本文
▼
印毎来譜 「俺等はヒッピーだった」

カブールで地獄

1973年12月8日 乾燥・埃
クッソーついにダウン。情けねえ。
風邪薬飲んで寝てるが、咳が止まんねえ。 
頭も喉も腰も背中も痛くて、寝返りうてねえ。

去年、風邪でニューキャッスルかどっかで寝込んだが、
ここまでひどくなったことはねえ。やっぱり中近東か。 

明け方吐いた。寒気もきた。とにかく眠ろう、眠りたい。
毛布かぶって無理やり目つぶる。

緑色の星がチカチカ出て消えて、白いもんがふわふわ飛ぶ。
・・・<カブールでヒッピー行き倒れ 日本人か>
だめだ、目開けよう。 無理やり目開けとこ。

7時頃、また吐いた。眠るどこじゃねえ、体震えだした。
縄で編んだベッドにケツがもぐる。だめだ、床に寝た。

咳と吐きで、のたうちまわる。

隣のアメ公が「だいじょぶか?」 

ダメだ。me fucked upだ。ヤバイ。

でも俺の顔見てるだけ。 あ~奴はラリってるかも。 
やっぱり日本人の相棒探しとけばよかった。


夜、今度は下痢がきた。風邪じゃねえな、やられたな。 
水は相当注意してたが、思い出せねえ。

・・・しまった! あれか。

朝、飯屋で水飲んだ。風邪薬で喉乾いてて飲んじまった。

ああー・・・あれか。ちっきしょうめ。

とりあえず正露丸・・10分。

這いつくばって便所へ行く。ダメだそのまま出た。
▲
やること
上のカブールでの旅日記を、最後の文のあとから書き進めてください。

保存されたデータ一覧
▼
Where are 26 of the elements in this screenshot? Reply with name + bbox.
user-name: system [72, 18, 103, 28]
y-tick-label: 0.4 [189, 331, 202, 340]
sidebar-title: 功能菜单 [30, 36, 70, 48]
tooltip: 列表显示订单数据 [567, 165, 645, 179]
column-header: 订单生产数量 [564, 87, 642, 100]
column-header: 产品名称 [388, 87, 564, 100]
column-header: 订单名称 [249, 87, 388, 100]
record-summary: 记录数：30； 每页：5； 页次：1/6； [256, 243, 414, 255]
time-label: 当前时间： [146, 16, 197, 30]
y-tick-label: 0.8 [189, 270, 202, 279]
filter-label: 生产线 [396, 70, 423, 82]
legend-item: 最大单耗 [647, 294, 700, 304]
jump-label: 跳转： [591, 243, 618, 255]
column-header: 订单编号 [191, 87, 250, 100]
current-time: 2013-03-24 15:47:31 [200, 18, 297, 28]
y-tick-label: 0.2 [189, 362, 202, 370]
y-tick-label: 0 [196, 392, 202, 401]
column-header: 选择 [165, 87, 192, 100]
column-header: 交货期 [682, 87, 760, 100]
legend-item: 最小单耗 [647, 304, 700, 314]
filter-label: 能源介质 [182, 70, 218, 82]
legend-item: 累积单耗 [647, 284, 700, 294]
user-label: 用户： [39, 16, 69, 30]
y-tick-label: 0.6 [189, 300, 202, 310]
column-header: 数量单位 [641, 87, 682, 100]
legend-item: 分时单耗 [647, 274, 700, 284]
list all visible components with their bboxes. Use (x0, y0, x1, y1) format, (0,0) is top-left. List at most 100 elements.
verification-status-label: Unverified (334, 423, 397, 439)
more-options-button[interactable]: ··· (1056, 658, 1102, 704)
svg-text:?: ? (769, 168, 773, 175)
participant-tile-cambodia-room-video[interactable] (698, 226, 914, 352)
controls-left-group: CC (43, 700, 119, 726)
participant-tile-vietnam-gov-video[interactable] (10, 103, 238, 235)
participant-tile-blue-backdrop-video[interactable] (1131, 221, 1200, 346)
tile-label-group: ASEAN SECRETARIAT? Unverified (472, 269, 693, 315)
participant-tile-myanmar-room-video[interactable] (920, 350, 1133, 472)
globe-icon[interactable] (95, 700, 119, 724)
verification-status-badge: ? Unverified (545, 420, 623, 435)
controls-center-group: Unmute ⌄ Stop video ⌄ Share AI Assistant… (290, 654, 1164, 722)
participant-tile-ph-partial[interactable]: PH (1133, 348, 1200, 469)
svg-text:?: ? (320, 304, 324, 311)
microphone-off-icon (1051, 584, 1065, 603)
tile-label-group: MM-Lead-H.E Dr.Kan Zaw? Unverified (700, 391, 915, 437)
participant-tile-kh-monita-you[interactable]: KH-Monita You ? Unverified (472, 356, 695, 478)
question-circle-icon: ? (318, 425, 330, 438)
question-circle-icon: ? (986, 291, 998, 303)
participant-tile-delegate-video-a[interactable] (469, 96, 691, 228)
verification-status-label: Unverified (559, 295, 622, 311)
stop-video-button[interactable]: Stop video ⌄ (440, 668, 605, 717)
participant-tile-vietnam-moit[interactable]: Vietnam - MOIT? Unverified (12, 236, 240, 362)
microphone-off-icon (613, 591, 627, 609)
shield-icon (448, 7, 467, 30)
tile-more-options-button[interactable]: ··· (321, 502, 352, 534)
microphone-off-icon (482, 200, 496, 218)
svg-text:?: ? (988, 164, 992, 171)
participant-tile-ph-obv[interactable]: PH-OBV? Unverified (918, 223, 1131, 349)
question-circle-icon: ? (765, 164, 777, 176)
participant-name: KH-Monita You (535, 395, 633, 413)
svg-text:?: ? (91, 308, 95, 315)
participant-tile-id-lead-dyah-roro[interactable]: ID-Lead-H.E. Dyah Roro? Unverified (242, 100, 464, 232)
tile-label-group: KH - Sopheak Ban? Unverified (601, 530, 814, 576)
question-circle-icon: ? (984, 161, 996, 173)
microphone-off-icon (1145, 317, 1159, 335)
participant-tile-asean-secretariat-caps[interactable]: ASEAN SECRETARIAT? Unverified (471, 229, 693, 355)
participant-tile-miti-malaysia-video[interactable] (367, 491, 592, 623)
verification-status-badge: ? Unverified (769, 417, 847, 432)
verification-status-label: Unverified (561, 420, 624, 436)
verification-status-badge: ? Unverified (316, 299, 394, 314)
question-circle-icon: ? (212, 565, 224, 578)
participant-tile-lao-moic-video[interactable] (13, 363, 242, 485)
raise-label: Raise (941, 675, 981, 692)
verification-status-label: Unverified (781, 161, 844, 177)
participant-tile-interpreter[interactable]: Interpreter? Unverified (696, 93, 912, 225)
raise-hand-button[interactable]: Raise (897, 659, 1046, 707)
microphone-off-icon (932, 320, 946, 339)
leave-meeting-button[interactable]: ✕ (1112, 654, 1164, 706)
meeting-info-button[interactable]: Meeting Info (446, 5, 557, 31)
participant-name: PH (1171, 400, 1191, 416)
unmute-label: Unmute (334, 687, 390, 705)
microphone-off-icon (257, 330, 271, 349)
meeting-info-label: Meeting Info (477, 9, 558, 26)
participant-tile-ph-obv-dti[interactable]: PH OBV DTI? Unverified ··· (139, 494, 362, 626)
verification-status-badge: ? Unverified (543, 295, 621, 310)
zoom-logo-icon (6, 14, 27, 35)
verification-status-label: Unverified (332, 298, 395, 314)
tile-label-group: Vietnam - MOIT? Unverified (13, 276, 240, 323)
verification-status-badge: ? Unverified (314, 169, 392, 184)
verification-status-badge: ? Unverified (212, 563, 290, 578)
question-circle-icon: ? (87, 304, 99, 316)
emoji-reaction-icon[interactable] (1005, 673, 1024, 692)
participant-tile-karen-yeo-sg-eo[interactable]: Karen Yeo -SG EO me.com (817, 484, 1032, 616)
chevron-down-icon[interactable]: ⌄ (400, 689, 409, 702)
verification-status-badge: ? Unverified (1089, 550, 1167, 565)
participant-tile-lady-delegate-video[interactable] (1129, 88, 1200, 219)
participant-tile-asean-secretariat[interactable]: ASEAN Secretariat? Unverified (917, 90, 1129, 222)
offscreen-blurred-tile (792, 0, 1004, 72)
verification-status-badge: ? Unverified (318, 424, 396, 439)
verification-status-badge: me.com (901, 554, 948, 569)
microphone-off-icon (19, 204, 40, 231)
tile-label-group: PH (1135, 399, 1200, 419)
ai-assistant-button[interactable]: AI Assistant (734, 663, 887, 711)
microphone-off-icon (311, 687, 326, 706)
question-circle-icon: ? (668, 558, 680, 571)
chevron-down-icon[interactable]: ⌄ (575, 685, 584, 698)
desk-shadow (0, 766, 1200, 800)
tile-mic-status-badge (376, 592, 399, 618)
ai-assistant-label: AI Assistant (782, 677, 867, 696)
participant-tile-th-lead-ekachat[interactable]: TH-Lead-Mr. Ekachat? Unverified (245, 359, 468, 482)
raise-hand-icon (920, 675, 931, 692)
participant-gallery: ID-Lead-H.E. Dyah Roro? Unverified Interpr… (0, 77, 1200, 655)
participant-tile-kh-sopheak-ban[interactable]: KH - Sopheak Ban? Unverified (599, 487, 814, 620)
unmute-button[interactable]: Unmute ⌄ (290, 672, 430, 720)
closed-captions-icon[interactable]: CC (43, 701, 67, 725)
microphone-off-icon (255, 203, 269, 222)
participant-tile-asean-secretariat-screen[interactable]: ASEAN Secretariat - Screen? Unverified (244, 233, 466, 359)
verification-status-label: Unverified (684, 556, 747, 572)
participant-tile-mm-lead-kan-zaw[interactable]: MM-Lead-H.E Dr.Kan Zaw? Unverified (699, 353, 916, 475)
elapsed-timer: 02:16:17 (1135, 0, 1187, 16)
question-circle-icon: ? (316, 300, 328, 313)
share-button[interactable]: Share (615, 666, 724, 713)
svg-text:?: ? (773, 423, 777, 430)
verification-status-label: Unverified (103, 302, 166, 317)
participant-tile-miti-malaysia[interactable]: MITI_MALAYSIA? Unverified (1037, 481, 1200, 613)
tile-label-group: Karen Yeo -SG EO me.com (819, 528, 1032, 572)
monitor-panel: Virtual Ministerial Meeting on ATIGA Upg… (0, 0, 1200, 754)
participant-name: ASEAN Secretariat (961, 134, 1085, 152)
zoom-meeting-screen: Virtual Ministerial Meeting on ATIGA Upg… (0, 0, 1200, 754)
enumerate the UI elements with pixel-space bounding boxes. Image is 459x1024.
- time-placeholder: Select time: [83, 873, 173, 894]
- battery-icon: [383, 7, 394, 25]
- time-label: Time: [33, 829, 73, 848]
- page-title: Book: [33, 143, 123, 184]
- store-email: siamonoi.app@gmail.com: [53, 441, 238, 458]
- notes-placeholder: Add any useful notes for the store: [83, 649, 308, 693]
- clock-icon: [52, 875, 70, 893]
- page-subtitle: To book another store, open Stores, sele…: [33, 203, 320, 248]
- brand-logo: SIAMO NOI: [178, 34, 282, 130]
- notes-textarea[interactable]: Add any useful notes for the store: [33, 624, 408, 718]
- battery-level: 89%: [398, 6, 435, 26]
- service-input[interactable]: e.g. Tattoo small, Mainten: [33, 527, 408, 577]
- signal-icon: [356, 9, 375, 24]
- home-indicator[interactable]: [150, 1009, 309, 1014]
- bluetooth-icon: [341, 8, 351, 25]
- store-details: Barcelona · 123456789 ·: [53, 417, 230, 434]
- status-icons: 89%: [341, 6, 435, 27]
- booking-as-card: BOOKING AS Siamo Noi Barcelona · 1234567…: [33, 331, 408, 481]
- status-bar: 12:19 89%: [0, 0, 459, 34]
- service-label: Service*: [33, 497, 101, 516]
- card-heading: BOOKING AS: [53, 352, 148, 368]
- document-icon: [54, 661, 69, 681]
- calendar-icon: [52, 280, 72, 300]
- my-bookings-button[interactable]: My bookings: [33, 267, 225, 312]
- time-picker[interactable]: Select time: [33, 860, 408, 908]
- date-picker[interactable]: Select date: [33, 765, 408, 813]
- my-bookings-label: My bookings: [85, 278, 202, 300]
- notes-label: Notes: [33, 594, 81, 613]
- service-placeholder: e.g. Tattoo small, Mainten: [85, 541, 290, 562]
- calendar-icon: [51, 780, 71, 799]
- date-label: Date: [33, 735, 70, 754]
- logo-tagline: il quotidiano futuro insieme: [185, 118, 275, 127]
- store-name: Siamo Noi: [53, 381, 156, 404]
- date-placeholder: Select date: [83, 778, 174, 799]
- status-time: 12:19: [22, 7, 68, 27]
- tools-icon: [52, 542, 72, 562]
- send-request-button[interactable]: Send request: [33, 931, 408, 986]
▲
回答欄
5分おき、2分おき、ひどくなる。 
正露丸6錠いった ・・ダメだ全部出た。うわー

頼むよ、日露戦争勝ったんだろ。中近東じゃ効かねえのか。

くちからケツまで直通。ナマコだ。チッキショウ。

ベッドまで帰れねえ。便所の前の廊下でのたうちまわる。

まだだめか・・っきしょう 止まってくれ。頼むお願い。


あ・・・指が細くなってきた、血の気がねえ。やばい
頭クラクラ体フラフラ。 口が渇く。

いったい俺りゃどうなっちゃったんだ。助けてくれ。
廊下も天井も回る、お袋も親父も回る。

腹が細くなってきた。指の骨が浮き出てきた。
・・あ 死ぬかもしんねえ。おかあちゃん 俺・・・。

目つぶる・・親父もお袋も怒ってる。友達が笑ってる。

助けてくれえ、ここで死にたくねえ・・・2時か。 
吐きながら下痢る、下痢りながら吐く。

どした・・・冗談じゃねえぞ、こんなんで死ぬわきゃねえ。

3時、間隔がちょい長くなった。これで治まってくれ。
頼む!神様仏様。 総持寺のお守り効いてくれ。

4時になった。吐くのは止まった。ふー・・・頼む。
このまま落ち着いてくれ。いう通り日本帰ります。

5時。 下痢3回吐きなし。少し落ち着いてきたか。
なんでもいい治まってくれ。眠りたい、でも眠れない。

6時。また吐いた。ダメだもう吐く物ねえ、内臓出るぞ。
ヒイヒイ・・・目ん玉飛び出しそうだ。

ケツ破れる。もうだめ。便所の前でのた打ち回って、
転げまわって・・・朝が来た。

生きてるか? 話し声が聞こえる。手も動く。生きてるな。

7時。吐くのは止まった。動けそうだ。部屋へ帰ろ、寒い。

這いつくばってベッドへ戻る。眠りてえ眠らしてくれ。
腹押えて目つぶって・・・ヨダレ出る、壁が揺れる、
脳みそが揺れる。 寒い。鼻水出る、涙出る。


9時か・・ちょっとは眠れたか。このまま治ってくれ。
神様仏様、こんなとこでくたばりたくねえよ。

「おい、だいじょぶか。これ飲めよ」 カナ公だ。

コーラと白い錠剤2錠。

なんだ? 昨日ラりってたエディ・・・エルかもしれねえ。
いっそラリっちまったほうがいいか。

あ~アンフェタでもエフェでも、こうなりゃなんでもいい。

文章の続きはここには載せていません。